Directive: Provide only the number of lines in the data below that contain the string "this".

--- BEGIN Task material ---

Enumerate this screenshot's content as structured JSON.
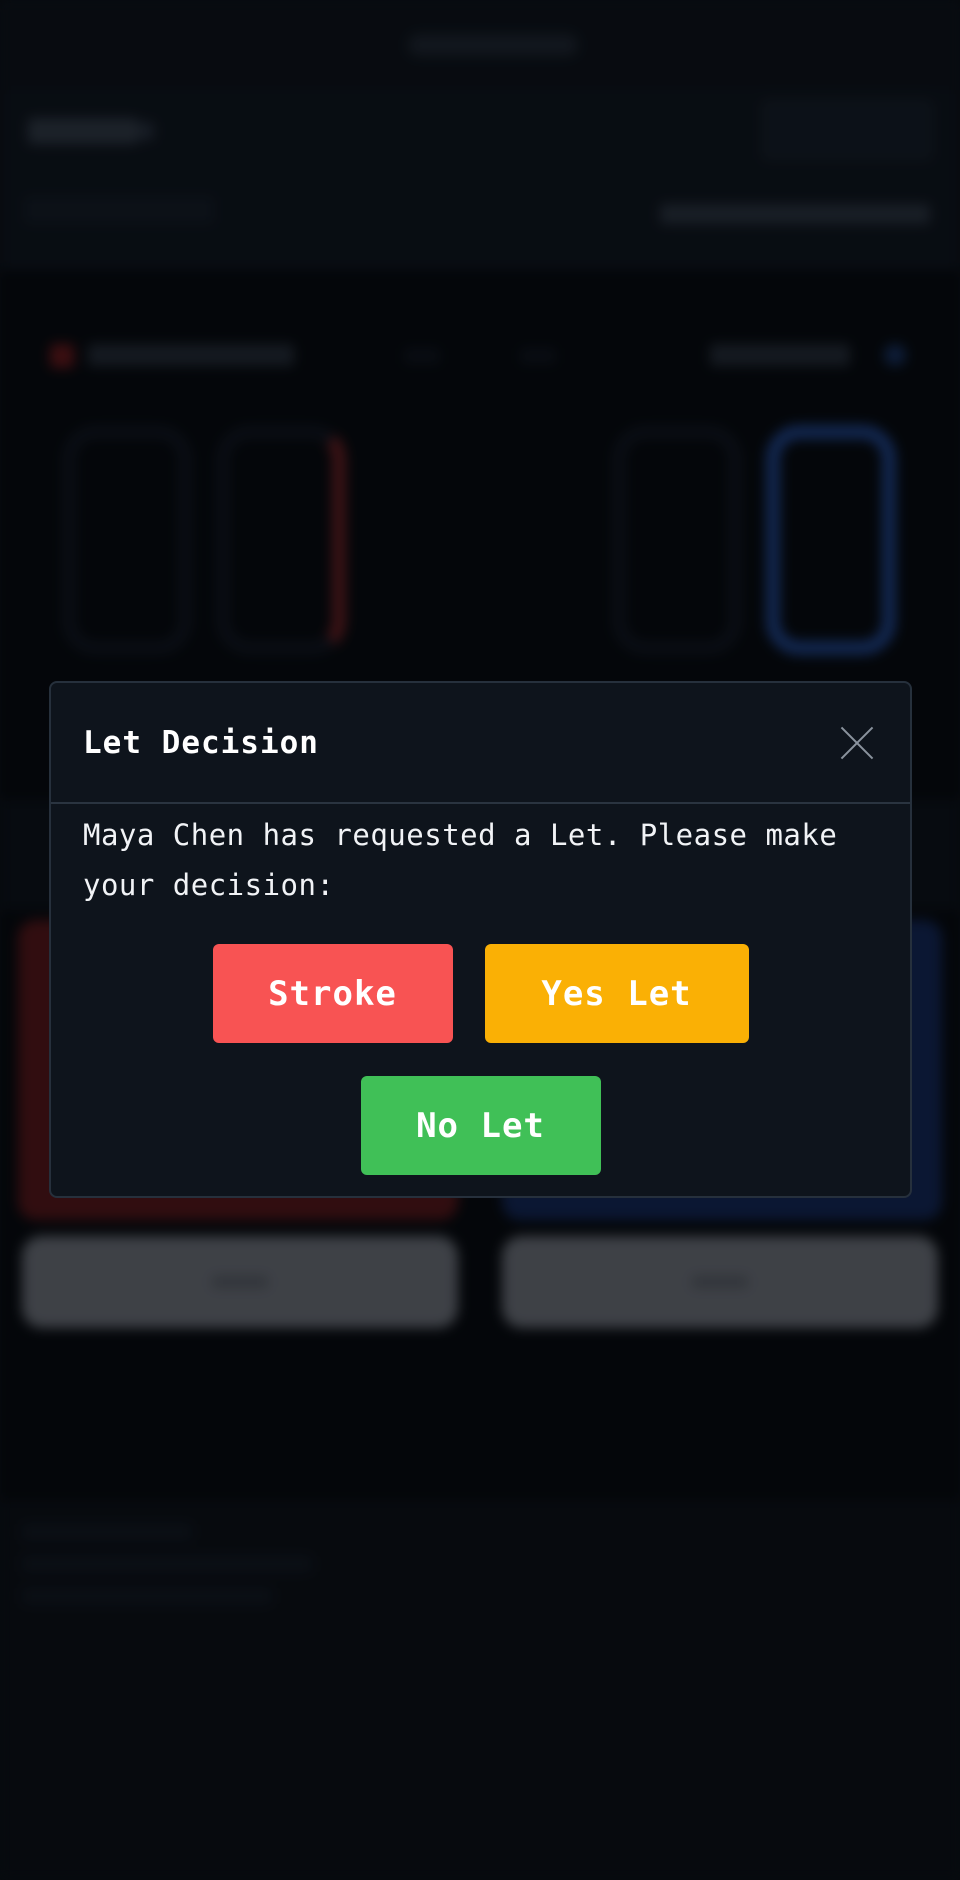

--- END Task material ---
--- BEGIN Task material ---

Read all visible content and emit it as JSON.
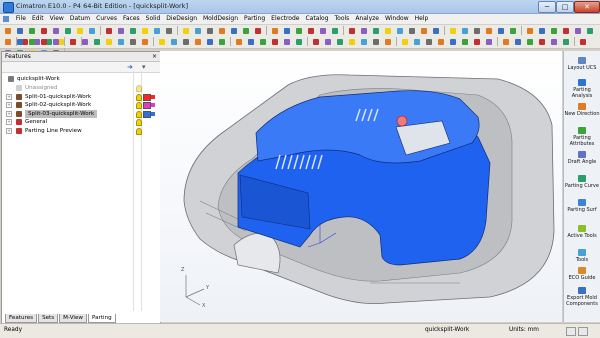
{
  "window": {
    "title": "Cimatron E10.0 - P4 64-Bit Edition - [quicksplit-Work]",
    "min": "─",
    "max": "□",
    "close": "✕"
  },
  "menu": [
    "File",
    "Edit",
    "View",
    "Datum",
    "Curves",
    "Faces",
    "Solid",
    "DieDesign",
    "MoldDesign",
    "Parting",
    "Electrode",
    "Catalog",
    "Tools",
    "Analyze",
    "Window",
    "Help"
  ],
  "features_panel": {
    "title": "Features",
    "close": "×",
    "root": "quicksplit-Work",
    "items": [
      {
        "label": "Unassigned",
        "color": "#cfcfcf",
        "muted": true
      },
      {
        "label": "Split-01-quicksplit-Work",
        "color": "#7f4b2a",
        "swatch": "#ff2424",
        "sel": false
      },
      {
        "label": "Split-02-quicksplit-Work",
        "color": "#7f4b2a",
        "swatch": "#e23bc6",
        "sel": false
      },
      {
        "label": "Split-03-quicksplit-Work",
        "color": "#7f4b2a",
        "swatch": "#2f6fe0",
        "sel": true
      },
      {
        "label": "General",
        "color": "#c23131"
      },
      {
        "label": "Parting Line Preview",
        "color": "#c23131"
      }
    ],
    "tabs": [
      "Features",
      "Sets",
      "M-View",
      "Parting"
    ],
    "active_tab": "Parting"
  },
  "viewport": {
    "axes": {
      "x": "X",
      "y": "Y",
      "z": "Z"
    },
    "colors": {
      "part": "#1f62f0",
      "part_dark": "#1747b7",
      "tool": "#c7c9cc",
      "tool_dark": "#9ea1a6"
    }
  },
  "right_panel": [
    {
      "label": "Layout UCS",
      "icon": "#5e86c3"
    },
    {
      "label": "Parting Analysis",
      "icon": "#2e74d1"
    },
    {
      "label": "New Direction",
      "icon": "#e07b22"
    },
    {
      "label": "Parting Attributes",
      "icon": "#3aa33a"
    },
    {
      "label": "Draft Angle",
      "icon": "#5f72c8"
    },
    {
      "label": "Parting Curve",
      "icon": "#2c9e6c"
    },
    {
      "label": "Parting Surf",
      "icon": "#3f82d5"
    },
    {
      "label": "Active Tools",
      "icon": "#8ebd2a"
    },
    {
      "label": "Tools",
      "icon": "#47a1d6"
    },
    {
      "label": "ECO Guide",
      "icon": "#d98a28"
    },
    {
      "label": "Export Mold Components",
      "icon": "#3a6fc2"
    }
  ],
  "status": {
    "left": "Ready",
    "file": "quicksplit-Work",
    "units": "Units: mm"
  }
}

--- END Task material ---
--- BEGIN Task material ---

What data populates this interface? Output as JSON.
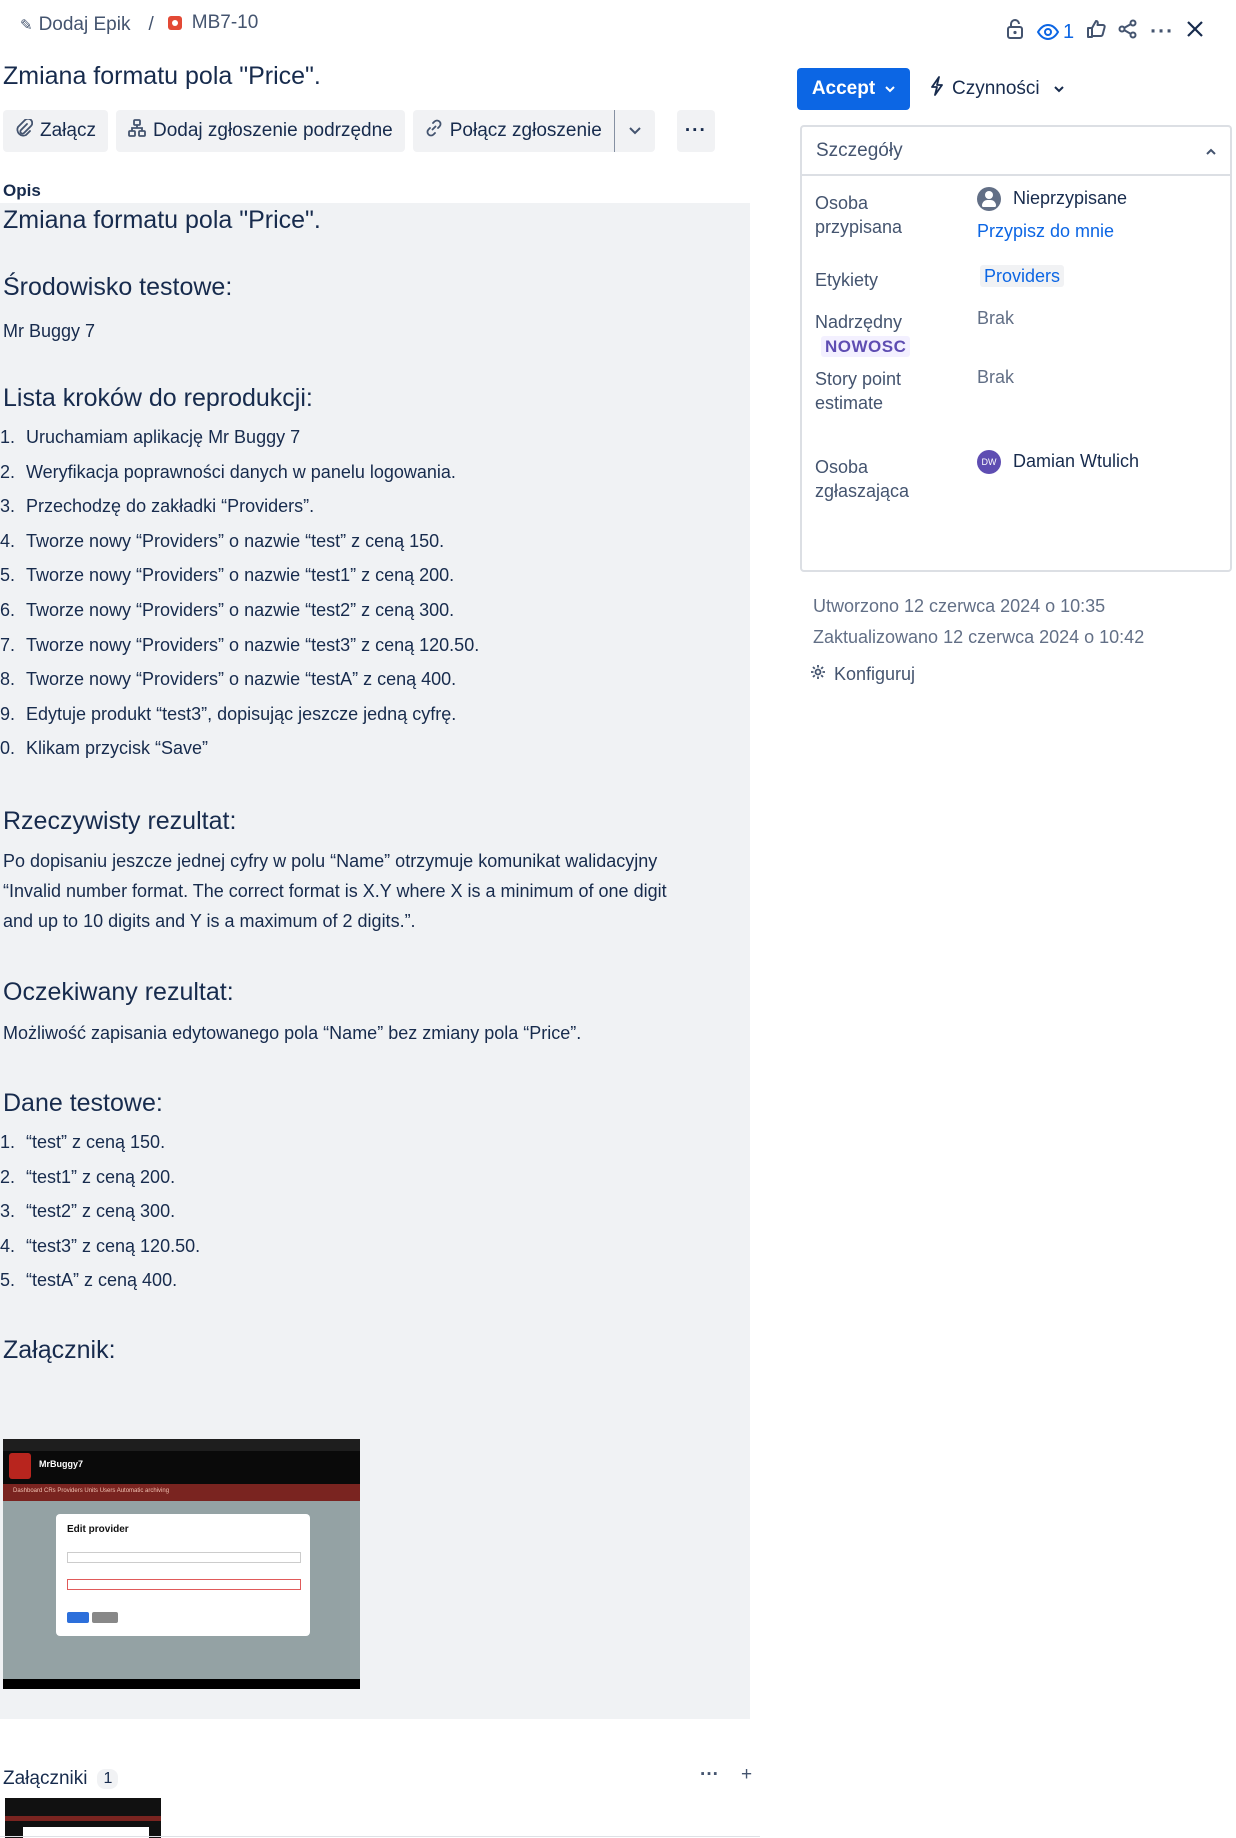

--- END Task material ---

Exercise output: 2